What the exercise asks>
Repeat the records below exactly, leaving out any pictures.

Input records>

=-=-=

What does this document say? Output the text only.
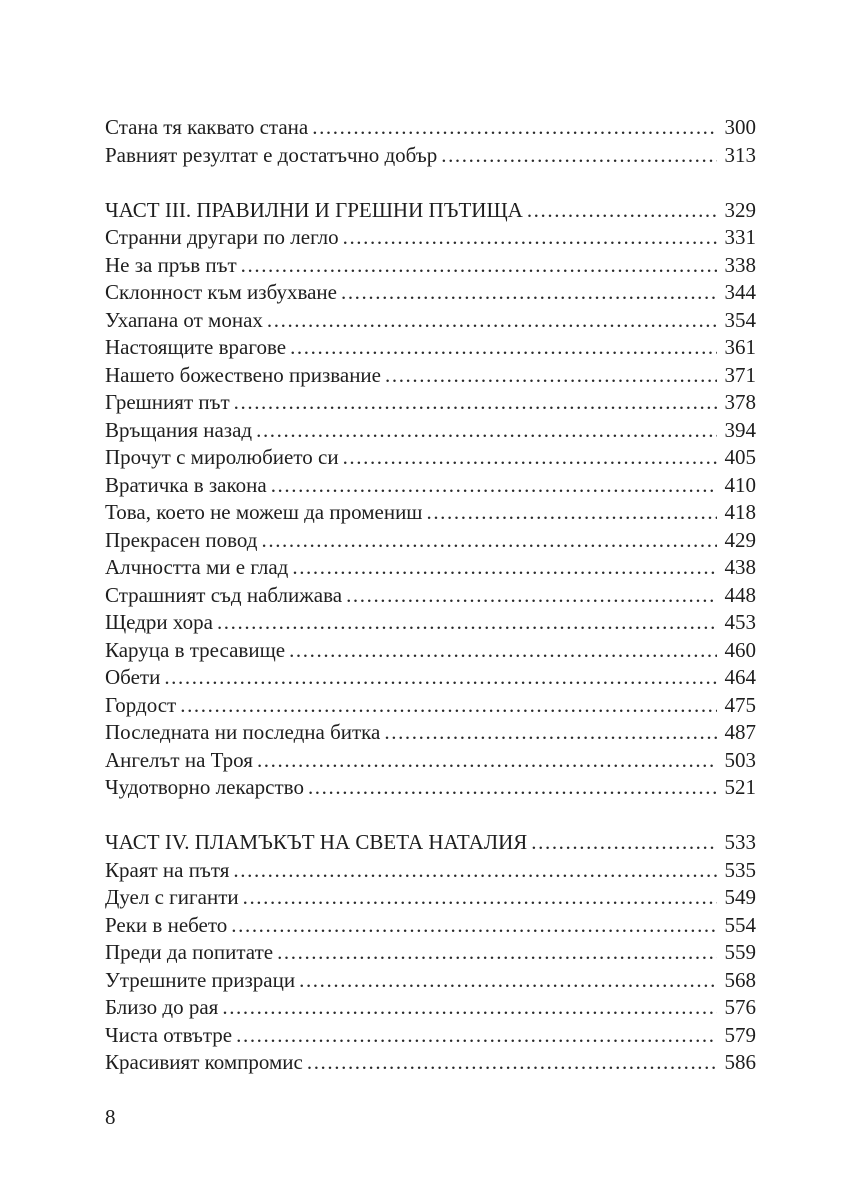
Стана тя каквато стана .....	300
Равният резултат е достатъчно добър .....	313
ЧАСТ III. ПРАВИЛНИ И ГРЕШНИ ПЪТИЩА .....	329
Странни другари по легло .....	331
Не за пръв път .....	338
Склонност към избухване .....	344
Ухапана от монах .....	354
Настоящите врагове .....	361
Нашето божествено призвание .....	371
Грешният път .....	378
Връщания назад .....	394
Прочут с миролюбието си .....	405
Вратичка в закона .....	410
Това, което не можеш да промениш .....	418
Прекрасен повод .....	429
Алчността ми е глад .....	438
Страшният съд наближава .....	448
Щедри хора .....	453
Каруца в тресавище .....	460
Обети .....	464
Гордост .....	475
Последната ни последна битка .....	487
Ангелът на Троя .....	503
Чудотворно лекарство .....	521
ЧАСТ IV. ПЛАМЪКЪТ НА СВЕТА НАТАЛИЯ .....	533
Краят на пътя .....	535
Дуел с гиганти .....	549
Реки в небето .....	554
Преди да попитате .....	559
Утрешните призраци .....	568
Близо до рая .....	576
Чиста отвътре .....	579
Красивият компромис .....	586
8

=-=-=

Worked answer>
What does this document say? Output the text only.
Стана тя каквато стана .....	300
Равният резултат е достатъчно добър .....	313
ЧАСТ III. ПРАВИЛНИ И ГРЕШНИ ПЪТИЩА .....	329
Странни другари по легло .....	331
Не за пръв път .....	338
Склонност към избухване .....	344
Ухапана от монах .....	354
Настоящите врагове .....	361
Нашето божествено призвание .....	371
Грешният път .....	378
Връщания назад .....	394
Прочут с миролюбието си .....	405
Вратичка в закона .....	410
Това, което не можеш да промениш .....	418
Прекрасен повод .....	429
Алчността ми е глад .....	438
Страшният съд наближава .....	448
Щедри хора .....	453
Каруца в тресавище .....	460
Обети .....	464
Гордост .....	475
Последната ни последна битка .....	487
Ангелът на Троя .....	503
Чудотворно лекарство .....	521
ЧАСТ IV. ПЛАМЪКЪТ НА СВЕТА НАТАЛИЯ .....	533
Краят на пътя .....	535
Дуел с гиганти .....	549
Реки в небето .....	554
Преди да попитате .....	559
Утрешните призраци .....	568
Близо до рая .....	576
Чиста отвътре .....	579
Красивият компромис .....	586
8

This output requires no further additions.